• TÂCHES À RÉALISER:
• A. D'après le texte sur Missak Manouchian, dans quelle prison Olga Bancic fut-elle guillotinée ?
• B. Dans le texte sur Missak Manouchian, transcrivez le passage qui va de « Le 21 février 1944, vingt-deux » jusqu'à « prison de Stuttgart. » inclus.

• EXTRAIT CHOISI:
▬▬▬▬▬▬▬▬▬▬

Monsieur le président de la République,
Missak Manouchian, héros français porteur de tous nos idéaux, doit rejoindre ses frères et ses sœurs de lutte au Panthéon.
Le 21 février 1944, vingt-deux membres du «Groupe Manouchian», FTP-MOI de la région parisienne, étaient fusillés au Mont-Valérien par l’occupant nazi.
La seule femme du procès de l’Affiche rouge, Olga Bancic, fut guillotinée, le 10 mai de la même année, à la prison de Stuttgart.
Il y a 78 ans mouraient donc, pour la France, pour la République, en «Français de cœur», en «Français par le sang versé», en Français par l’héroïsme et le mérite, ceux qui avaient été arrêtés par les Brigades spéciales de la préfecture de police et remis aux Allemands. Ces derniers tentèrent de les couvrir d’infamie en les réunissant sur «l’Affiche rouge» qui, au contraire, fit d’eux aux yeux des Français, des héros.
Qui mieux qu’un poète pouvait en rendre compte ?
C’était en 1955 que Aragon écrivit Strophes pour se souvenir au moment où l’on inaugurait la rue du Groupe Manouchian, dans le XXe arrondissement de Paris :
Reproduction de "l'Affiche rouge" qui fut placardée dans les principales villes de France sous l'occupation par les services de la propagande allemande. Elle présentait les portraits des 10 résistants parmi les 23 qui allaient être fusillés, au Mont-Valérien le 21 février 1944. (AFP)

▬▬▬▬▬▬▬▬▬▬

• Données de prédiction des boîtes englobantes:
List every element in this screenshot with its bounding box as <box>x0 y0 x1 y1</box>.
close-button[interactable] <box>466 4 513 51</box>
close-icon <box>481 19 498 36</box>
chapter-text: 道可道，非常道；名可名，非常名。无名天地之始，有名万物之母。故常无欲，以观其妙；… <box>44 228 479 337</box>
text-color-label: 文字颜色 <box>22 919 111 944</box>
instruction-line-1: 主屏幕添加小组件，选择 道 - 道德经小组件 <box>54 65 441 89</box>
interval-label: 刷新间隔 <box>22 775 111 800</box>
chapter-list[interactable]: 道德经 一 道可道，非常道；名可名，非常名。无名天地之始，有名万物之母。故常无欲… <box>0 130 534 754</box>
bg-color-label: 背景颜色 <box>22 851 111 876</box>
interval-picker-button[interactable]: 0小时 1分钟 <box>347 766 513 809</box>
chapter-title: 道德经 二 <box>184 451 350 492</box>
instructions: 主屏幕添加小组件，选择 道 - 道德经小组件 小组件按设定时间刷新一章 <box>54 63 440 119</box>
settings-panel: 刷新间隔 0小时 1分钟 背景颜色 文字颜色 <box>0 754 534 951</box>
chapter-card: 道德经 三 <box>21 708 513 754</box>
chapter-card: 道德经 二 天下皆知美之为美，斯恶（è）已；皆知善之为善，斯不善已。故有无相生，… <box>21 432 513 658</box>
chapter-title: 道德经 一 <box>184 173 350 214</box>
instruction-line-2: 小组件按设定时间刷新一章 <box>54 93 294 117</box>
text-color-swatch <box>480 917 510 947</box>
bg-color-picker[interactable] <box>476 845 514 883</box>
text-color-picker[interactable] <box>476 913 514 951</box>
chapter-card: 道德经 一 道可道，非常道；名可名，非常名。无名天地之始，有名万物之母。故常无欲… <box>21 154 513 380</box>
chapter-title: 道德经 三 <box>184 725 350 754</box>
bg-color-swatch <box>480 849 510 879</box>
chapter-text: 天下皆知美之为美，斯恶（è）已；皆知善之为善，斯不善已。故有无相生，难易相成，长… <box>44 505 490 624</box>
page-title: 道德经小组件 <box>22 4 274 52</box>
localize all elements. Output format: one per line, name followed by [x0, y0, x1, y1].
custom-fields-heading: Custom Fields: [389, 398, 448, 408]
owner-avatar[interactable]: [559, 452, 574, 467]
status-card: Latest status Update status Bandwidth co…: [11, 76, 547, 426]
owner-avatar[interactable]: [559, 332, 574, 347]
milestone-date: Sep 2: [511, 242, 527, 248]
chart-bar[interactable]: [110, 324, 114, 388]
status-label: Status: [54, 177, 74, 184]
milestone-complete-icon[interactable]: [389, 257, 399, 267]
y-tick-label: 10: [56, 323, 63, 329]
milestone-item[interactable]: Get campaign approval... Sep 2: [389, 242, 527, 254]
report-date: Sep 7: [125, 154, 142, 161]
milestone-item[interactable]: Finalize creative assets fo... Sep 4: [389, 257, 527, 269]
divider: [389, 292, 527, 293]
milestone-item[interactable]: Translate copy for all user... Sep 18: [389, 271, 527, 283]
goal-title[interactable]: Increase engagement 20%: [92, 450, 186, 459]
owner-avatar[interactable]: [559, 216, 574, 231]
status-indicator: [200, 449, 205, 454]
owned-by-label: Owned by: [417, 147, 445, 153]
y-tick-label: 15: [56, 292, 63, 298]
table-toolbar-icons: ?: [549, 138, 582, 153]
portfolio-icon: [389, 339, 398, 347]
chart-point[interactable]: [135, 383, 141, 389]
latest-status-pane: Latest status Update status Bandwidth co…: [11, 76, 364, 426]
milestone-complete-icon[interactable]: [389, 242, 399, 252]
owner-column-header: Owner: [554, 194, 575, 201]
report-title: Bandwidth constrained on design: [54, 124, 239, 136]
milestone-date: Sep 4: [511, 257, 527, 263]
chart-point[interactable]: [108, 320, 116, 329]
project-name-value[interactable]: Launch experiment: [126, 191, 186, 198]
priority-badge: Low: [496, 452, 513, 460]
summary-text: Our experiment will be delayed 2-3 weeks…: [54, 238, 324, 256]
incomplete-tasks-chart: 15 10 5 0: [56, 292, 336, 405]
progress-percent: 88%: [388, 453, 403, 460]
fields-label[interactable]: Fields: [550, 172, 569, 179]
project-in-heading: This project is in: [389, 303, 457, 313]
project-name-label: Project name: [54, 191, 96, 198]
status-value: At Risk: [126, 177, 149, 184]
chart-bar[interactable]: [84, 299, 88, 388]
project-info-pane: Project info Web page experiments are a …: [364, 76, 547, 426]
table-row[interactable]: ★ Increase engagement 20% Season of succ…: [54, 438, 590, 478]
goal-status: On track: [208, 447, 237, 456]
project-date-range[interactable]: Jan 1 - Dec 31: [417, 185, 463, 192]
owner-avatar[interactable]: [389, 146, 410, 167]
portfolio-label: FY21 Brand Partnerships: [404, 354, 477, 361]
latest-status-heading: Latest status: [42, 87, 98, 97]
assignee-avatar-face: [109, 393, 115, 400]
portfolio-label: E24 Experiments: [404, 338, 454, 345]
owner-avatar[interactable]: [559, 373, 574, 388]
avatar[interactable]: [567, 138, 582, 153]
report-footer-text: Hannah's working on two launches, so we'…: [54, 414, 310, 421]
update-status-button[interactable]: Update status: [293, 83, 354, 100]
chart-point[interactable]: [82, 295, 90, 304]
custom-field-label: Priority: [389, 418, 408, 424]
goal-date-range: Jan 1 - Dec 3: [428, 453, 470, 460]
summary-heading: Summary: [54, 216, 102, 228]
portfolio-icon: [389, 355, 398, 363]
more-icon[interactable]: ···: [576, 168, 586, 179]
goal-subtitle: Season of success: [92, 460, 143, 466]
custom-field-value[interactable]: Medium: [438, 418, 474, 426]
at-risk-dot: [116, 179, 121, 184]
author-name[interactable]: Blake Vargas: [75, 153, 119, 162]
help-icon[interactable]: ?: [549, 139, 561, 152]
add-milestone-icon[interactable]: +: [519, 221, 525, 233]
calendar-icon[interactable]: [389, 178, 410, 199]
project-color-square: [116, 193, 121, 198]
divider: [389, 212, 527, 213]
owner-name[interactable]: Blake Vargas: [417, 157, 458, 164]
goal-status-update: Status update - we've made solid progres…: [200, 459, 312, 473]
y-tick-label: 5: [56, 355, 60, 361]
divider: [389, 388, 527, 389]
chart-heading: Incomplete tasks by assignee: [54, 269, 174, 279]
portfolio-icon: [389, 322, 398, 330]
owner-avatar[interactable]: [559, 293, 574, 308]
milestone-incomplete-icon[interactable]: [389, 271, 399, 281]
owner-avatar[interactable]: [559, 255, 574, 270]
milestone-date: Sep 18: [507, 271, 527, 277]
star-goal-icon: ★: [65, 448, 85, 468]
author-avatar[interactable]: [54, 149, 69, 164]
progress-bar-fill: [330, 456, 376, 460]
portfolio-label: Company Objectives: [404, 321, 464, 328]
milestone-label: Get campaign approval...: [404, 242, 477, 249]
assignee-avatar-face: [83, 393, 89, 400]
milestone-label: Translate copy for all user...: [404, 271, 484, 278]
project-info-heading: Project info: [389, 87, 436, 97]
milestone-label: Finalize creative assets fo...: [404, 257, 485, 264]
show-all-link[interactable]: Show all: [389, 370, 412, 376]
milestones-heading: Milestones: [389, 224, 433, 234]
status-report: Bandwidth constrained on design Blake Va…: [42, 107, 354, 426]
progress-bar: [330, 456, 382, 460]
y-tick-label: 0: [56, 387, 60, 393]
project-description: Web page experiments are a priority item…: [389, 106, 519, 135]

▬▬▬▬▬▬▬▬▬▬

• RÉPONSES DES ACTIVITÉS:
• A. À la prison de Stuttgart.

• B.
Le 21 février 1944, vingt-deux membres du «Groupe Manouchian», FTP-MOI de la région parisienne, étaient fusillés au Mont-Valérien par l’occupant nazi.
La seule femme du procès de l’Affiche rouge, Olga Bancic, fut guillotinée, le 10 mai de la même année, à la prison de Stuttgart.